[Data excerpts]
--- BEGIN ---
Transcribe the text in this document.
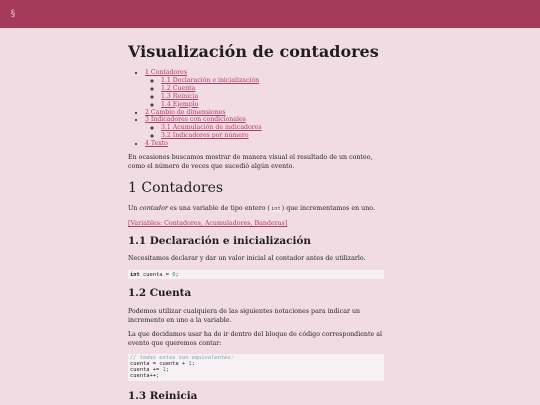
§
Visualización de contadores
• 1 Contadores
◦ 1.1 Declaración e inicialización
◦ 1.2 Cuenta
◦ 1.3 Reinicia
◦ 1.4 Ejemplo
• 2 Cambio de dimensiones
• 3 Indicadores con condicionales
◦ 3.1 Acumulación de indicadores
◦ 3.2 Indicadores por número
• 4 Texto

En ocasiones buscamos mostrar de manera visual el resultado de un conteo, como el número de veces que sucedió algún evento.

1 Contadores

Un contador es una variable de tipo entero (int) que incrementamos en uno.

[Variables: Contadores, Acumuladores, Banderas]

1.1 Declaración e inicialización

Necesitamos declarar y dar un valor inicial al contador antes de utilizarlo.

int cuenta = 0;
1.2 Cuenta

Podemos utilizar cualquiera de las siguientes notaciones para indicar un incremento en uno a la variable.

La que decidamos usar ha de ir dentro del bloque de código correspondiente al evento que queremos contar:

// todas estas son equivalentes:
cuenta = cuenta + 1;
cuenta += 1;
cuenta++;
1.3 Reinicia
--- END ---
THE REQUEST: Give every record again exactly, apart from the pictures, which stay out.

WRITTEN SOLUTION:
Transcribe the text in this document.
§
Visualización de contadores
• 1 Contadores
◦ 1.1 Declaración e inicialización
◦ 1.2 Cuenta
◦ 1.3 Reinicia
◦ 1.4 Ejemplo
• 2 Cambio de dimensiones
• 3 Indicadores con condicionales
◦ 3.1 Acumulación de indicadores
◦ 3.2 Indicadores por número
• 4 Texto

En ocasiones buscamos mostrar de manera visual el resultado de un conteo, como el número de veces que sucedió algún evento.

1 Contadores

Un contador es una variable de tipo entero (int) que incrementamos en uno.

[Variables: Contadores, Acumuladores, Banderas]

1.1 Declaración e inicialización

Necesitamos declarar y dar un valor inicial al contador antes de utilizarlo.

int cuenta = 0;
1.2 Cuenta

Podemos utilizar cualquiera de las siguientes notaciones para indicar un incremento en uno a la variable.

La que decidamos usar ha de ir dentro del bloque de código correspondiente al evento que queremos contar:

// todas estas son equivalentes:
cuenta = cuenta + 1;
cuenta += 1;
cuenta++;
1.3 Reinicia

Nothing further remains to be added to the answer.